Entries from a dataset:
■ ■ ■ ■ ■ ■ ■
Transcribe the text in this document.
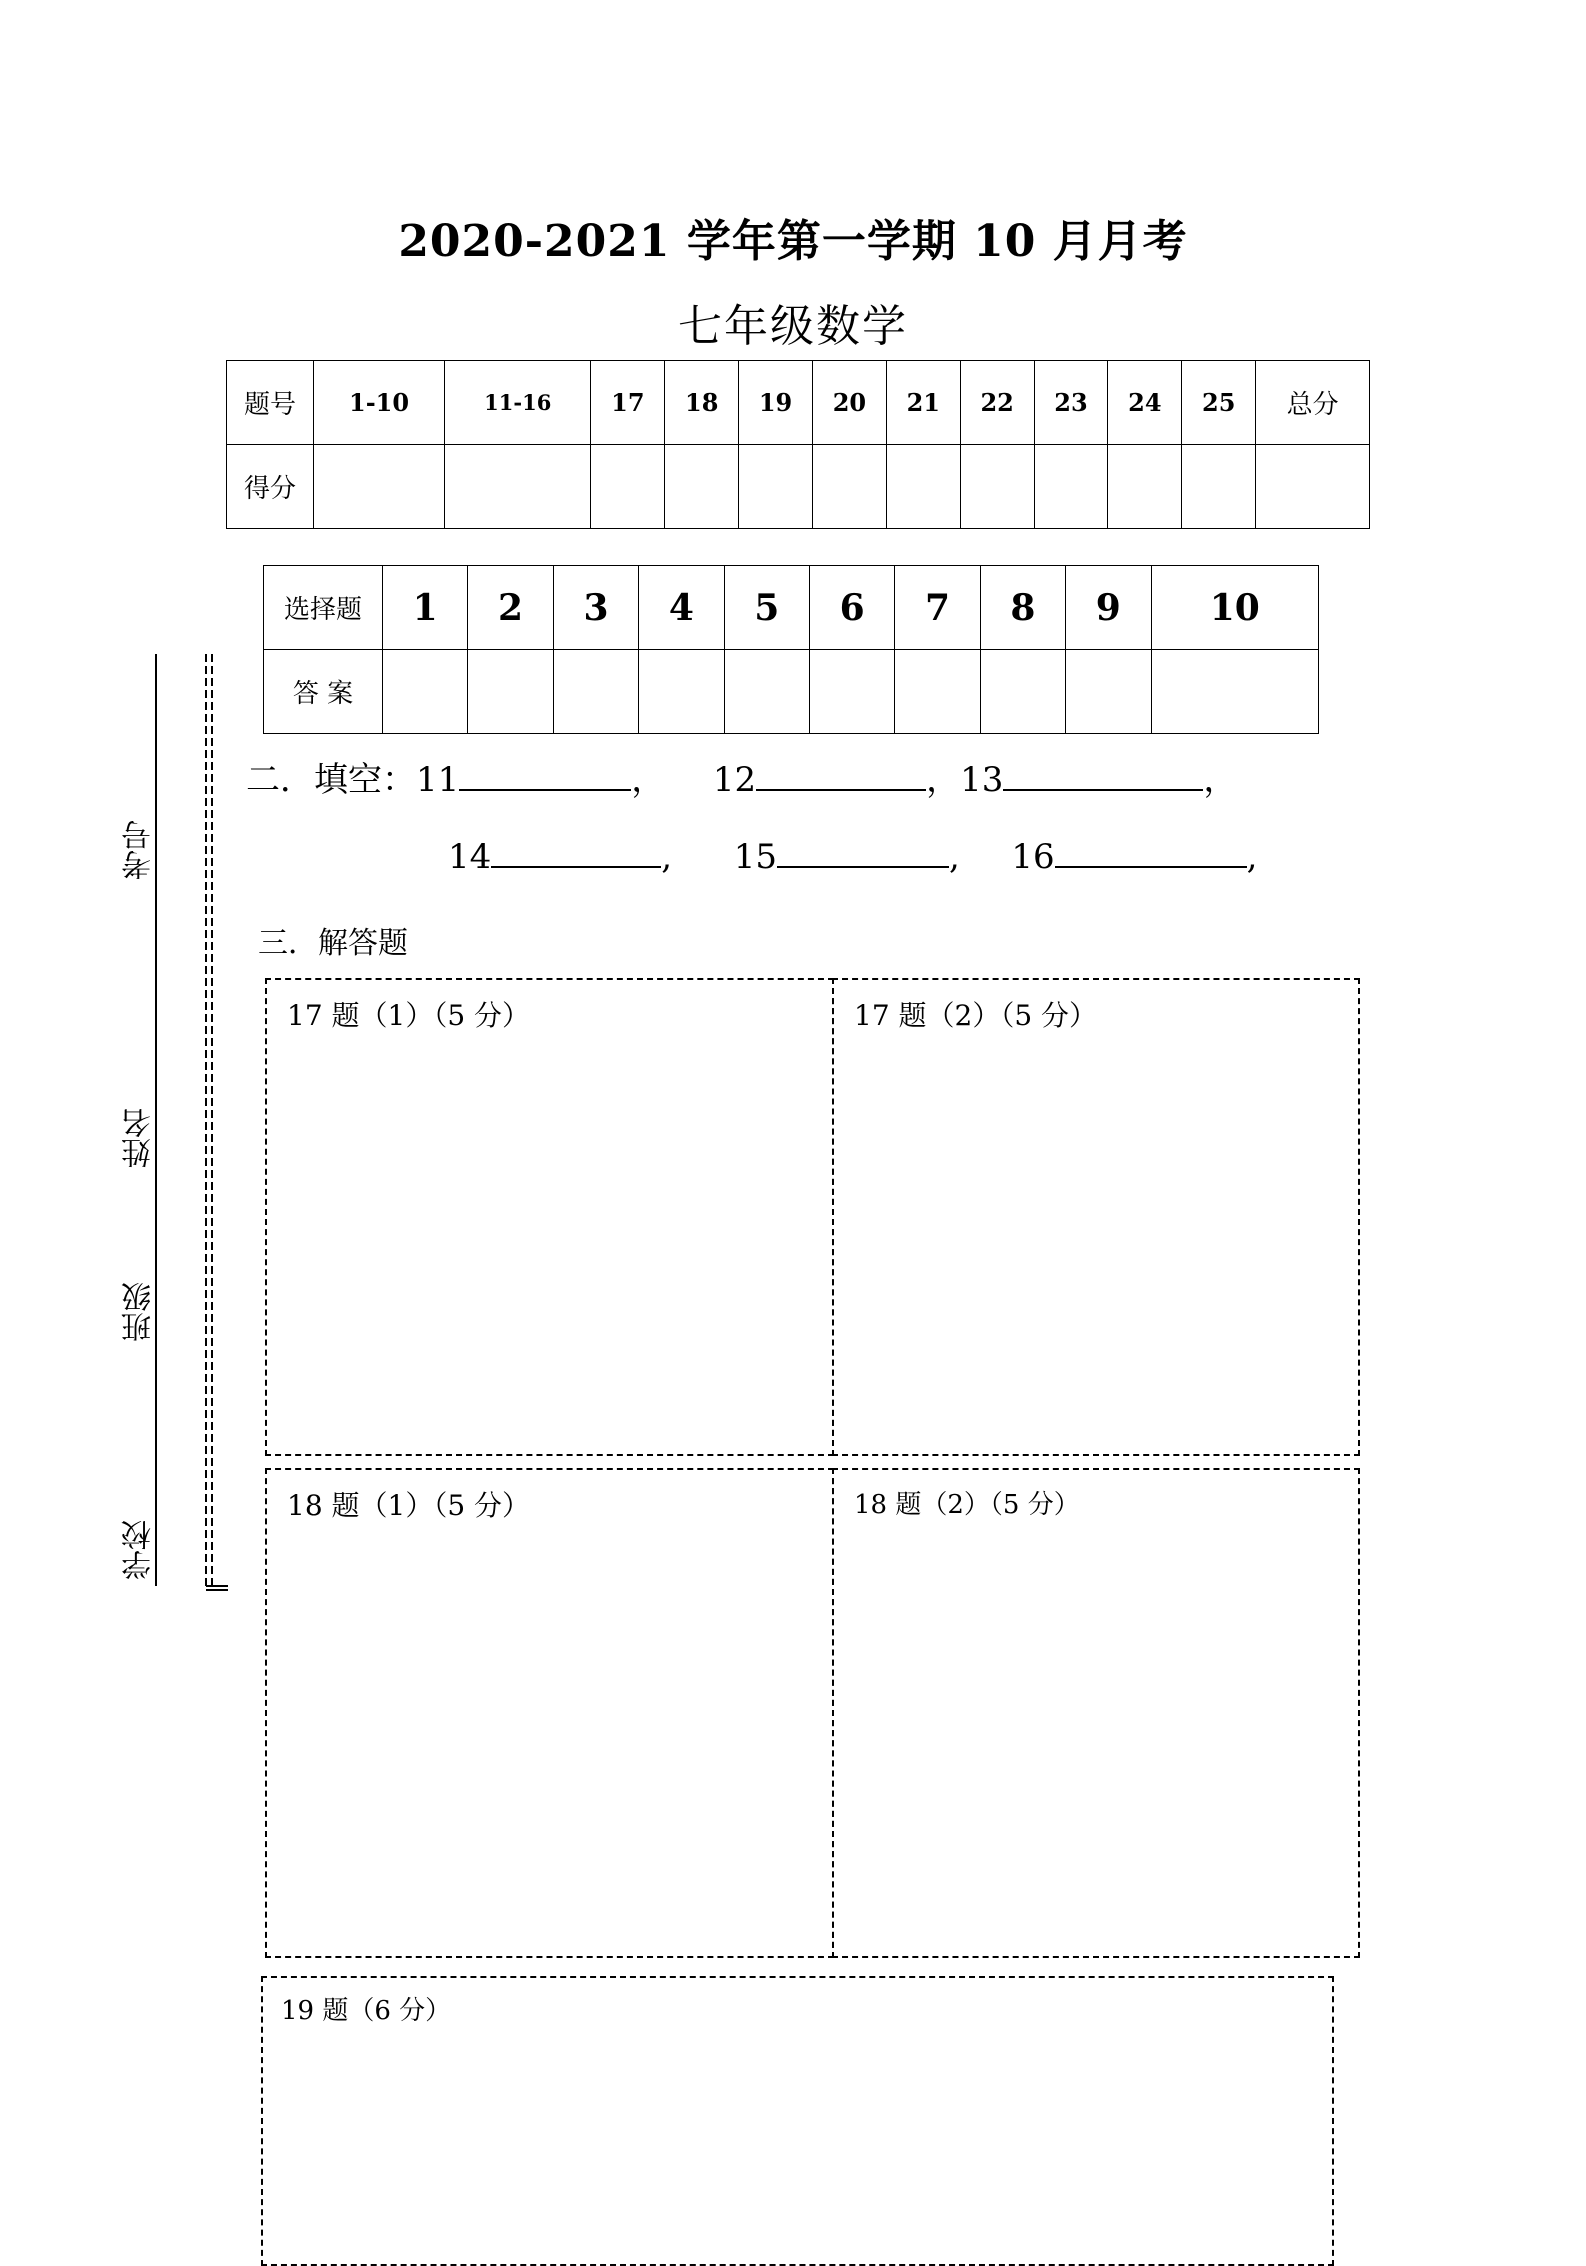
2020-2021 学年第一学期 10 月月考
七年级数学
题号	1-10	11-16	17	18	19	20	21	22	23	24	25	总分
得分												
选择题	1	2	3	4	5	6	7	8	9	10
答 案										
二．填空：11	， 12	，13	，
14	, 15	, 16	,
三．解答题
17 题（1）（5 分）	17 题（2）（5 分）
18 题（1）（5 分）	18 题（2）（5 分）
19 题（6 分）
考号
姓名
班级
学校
■ ■ ■ ■ ■ ■ ■
#### [What to work on]
Take the listing and print it again exactly, but without any pictures.

#### [Task response]
Transcribe the text in this document.
2020-2021 学年第一学期 10 月月考
七年级数学
题号	1-10	11-16	17	18	19	20	21	22	23	24	25	总分
得分												
选择题	1	2	3	4	5	6	7	8	9	10
答 案										
二．填空：11	， 12	，13	，
14	, 15	, 16	,
三．解答题
17 题（1）（5 分）	17 题（2）（5 分）
18 题（1）（5 分）	18 题（2）（5 分）
19 题（6 分）
考号
姓名
班级
学校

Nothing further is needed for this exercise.